#### [Your goal]
Where a line holds the string "must", return that line.
***** Information shown
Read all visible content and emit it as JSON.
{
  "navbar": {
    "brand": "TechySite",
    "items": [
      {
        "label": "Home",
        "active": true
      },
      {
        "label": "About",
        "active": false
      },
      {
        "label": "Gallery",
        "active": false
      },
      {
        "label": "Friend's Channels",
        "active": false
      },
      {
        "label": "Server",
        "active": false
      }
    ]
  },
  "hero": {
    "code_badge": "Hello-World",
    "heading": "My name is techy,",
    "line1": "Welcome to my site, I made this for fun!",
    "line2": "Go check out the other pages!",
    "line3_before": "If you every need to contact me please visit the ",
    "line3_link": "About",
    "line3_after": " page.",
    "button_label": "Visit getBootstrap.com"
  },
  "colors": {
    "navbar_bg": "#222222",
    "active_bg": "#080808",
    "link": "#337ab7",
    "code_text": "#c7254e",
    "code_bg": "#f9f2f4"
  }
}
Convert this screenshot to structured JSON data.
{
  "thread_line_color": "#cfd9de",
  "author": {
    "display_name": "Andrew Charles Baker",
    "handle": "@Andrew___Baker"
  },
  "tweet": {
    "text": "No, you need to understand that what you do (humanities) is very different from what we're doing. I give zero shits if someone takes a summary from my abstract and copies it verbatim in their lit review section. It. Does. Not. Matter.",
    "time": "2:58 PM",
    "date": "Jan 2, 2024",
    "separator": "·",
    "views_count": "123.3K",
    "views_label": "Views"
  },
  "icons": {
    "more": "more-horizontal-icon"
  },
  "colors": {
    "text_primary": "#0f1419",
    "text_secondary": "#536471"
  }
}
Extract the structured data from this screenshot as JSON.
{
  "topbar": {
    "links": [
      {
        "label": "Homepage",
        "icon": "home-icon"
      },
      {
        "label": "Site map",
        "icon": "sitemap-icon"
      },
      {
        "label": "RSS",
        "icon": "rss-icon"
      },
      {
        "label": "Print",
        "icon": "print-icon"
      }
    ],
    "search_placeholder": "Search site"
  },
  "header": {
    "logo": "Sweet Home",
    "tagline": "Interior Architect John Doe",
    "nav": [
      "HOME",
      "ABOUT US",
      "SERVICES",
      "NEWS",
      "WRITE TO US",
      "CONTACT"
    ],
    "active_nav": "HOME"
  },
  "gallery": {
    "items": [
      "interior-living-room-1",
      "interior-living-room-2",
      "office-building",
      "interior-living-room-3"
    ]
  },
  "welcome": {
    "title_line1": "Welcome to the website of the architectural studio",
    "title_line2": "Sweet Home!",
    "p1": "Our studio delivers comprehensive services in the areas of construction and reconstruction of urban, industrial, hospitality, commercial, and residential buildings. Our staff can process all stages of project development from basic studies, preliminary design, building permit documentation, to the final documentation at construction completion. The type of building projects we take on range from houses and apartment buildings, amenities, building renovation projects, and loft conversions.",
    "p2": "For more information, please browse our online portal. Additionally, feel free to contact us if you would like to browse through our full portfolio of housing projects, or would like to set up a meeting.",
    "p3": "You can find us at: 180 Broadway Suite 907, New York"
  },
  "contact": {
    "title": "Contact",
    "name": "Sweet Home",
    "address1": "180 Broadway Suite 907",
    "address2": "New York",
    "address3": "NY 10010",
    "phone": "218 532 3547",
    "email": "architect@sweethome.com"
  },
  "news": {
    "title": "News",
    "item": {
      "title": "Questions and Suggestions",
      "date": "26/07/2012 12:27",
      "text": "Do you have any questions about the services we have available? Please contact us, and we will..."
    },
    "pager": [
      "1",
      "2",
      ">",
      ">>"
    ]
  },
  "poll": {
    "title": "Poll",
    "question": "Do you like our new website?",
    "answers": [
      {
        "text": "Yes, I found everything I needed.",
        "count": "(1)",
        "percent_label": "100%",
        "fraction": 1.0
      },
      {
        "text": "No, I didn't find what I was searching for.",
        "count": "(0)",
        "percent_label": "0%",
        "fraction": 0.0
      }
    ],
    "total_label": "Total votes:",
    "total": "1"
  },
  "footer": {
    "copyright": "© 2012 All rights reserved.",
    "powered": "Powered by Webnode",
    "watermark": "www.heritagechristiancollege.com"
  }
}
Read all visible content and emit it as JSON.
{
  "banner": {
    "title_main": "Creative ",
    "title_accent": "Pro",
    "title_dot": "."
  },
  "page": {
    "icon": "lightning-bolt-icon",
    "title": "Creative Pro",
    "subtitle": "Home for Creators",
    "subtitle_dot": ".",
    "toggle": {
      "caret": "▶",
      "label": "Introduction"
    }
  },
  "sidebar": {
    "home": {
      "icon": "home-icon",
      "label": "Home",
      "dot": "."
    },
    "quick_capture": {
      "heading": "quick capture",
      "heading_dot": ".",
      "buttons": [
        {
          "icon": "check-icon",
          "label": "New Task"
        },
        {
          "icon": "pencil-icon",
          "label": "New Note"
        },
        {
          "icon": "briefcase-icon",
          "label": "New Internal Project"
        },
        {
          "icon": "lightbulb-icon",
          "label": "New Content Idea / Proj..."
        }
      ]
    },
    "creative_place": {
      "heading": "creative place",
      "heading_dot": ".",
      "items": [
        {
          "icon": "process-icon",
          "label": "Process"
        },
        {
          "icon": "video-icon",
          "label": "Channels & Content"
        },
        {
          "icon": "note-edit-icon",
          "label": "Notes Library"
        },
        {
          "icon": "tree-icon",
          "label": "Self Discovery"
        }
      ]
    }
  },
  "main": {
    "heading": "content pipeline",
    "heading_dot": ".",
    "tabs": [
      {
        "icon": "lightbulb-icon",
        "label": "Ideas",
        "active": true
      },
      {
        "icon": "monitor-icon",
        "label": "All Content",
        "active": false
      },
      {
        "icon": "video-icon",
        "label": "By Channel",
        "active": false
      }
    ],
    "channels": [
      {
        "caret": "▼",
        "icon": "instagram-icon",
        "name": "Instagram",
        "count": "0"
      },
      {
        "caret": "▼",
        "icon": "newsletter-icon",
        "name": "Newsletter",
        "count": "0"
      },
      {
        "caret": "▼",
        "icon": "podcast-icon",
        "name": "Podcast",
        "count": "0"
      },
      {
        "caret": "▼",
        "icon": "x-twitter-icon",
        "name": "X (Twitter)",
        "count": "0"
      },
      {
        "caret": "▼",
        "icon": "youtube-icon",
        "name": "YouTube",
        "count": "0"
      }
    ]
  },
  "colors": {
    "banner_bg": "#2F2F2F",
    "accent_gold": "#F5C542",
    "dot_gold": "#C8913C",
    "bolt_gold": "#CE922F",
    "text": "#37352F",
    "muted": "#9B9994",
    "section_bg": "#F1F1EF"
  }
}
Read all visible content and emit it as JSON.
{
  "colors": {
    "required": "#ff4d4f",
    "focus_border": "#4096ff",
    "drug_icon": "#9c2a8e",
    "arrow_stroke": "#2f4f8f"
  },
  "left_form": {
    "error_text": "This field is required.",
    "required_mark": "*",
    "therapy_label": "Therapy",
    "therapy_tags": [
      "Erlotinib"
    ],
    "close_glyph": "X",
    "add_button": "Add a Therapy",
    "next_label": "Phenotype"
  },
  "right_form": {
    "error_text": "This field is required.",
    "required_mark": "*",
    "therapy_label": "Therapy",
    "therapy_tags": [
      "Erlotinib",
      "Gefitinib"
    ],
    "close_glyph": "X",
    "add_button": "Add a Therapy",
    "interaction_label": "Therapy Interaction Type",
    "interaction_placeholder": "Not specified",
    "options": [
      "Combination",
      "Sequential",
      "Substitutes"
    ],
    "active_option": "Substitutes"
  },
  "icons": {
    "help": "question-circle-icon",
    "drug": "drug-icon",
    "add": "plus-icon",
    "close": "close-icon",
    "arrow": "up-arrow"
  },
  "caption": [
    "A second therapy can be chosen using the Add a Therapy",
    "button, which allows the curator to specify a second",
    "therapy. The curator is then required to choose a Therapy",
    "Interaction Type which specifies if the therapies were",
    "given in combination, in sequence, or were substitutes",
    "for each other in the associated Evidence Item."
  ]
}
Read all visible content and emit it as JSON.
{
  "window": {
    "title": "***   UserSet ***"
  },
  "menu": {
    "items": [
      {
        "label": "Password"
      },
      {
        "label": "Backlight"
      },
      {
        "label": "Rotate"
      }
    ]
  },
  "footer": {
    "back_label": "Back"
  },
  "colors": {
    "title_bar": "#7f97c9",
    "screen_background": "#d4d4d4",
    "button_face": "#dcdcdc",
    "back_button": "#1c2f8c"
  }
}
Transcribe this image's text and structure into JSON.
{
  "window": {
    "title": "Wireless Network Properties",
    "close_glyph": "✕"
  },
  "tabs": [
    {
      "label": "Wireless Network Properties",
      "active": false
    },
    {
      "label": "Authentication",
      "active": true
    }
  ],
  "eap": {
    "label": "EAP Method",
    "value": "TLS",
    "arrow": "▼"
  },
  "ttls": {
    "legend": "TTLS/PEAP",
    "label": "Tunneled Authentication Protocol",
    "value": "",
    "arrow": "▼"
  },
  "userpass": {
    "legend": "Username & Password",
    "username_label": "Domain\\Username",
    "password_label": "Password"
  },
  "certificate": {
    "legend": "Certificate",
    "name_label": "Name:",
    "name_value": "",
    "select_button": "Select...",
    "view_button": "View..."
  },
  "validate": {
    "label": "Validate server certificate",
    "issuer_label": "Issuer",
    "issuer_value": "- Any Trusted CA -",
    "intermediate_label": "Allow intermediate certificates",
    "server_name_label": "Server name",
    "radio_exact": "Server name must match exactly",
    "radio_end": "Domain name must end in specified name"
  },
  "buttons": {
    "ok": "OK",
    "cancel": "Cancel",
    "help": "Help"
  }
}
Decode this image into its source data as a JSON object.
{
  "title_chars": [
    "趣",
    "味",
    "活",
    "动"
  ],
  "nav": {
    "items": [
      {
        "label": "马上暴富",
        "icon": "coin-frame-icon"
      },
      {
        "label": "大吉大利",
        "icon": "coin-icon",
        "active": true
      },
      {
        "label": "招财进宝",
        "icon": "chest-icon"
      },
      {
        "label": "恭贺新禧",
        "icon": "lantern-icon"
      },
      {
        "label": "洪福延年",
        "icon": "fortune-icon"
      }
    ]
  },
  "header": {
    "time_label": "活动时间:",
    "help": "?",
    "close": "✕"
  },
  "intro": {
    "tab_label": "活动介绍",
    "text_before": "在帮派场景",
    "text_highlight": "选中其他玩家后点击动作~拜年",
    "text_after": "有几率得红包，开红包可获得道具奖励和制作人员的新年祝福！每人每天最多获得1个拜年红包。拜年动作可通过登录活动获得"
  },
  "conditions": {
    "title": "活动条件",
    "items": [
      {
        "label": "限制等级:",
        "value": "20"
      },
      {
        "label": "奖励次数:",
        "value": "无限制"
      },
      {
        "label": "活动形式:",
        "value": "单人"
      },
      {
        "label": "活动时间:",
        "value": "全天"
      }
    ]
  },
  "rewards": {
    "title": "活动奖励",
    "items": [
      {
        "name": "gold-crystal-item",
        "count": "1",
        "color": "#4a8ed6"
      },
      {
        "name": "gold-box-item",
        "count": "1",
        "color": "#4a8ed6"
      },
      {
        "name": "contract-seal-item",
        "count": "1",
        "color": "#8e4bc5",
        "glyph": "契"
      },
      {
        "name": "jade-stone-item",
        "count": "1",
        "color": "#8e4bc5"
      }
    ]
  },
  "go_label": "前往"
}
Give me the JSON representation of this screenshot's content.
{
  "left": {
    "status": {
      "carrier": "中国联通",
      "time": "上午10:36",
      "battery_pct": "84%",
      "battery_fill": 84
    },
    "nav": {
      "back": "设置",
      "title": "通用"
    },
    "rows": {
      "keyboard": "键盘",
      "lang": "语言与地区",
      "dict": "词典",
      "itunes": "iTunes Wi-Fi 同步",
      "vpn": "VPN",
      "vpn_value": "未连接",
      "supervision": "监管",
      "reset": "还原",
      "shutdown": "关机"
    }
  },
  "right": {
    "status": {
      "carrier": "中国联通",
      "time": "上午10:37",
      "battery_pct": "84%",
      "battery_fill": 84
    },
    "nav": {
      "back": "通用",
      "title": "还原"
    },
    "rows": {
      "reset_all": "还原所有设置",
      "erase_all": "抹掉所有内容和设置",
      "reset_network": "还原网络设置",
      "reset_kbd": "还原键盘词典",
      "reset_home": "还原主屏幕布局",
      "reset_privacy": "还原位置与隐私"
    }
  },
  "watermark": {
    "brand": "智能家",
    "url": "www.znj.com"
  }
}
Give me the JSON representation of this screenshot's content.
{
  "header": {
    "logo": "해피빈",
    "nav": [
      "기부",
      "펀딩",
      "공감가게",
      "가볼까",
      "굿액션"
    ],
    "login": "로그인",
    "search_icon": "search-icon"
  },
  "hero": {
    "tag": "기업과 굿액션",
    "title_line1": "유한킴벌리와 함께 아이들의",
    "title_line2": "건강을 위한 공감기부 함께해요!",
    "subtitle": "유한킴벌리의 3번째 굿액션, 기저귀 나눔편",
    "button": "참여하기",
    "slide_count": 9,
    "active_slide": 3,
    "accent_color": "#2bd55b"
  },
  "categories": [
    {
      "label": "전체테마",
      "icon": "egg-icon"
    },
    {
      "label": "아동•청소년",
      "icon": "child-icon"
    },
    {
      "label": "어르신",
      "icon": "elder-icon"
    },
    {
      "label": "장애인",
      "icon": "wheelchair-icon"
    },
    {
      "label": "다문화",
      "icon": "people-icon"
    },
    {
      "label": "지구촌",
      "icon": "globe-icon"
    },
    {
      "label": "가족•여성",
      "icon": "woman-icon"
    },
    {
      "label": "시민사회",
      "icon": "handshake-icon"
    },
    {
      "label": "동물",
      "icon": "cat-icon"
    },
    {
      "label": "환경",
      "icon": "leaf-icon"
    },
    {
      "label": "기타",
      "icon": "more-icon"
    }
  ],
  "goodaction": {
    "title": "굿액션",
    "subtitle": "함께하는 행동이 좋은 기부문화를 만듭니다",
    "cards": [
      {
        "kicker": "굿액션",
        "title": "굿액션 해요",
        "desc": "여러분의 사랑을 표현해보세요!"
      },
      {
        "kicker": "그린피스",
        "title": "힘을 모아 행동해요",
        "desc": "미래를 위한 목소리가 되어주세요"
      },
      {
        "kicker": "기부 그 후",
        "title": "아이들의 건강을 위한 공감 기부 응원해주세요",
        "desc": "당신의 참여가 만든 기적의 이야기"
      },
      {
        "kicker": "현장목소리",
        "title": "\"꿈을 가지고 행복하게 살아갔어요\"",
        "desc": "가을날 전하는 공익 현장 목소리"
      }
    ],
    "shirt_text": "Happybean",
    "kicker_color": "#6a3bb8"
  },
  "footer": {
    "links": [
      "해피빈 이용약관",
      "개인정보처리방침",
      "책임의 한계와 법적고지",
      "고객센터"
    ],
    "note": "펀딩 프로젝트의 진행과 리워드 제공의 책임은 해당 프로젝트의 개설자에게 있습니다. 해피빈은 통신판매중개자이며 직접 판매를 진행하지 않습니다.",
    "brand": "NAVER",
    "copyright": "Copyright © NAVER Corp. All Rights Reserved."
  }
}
**********
#### [Correct output]
    "radio_exact": "Server name must match exactly",
    "radio_end": "Domain name must end in specified name"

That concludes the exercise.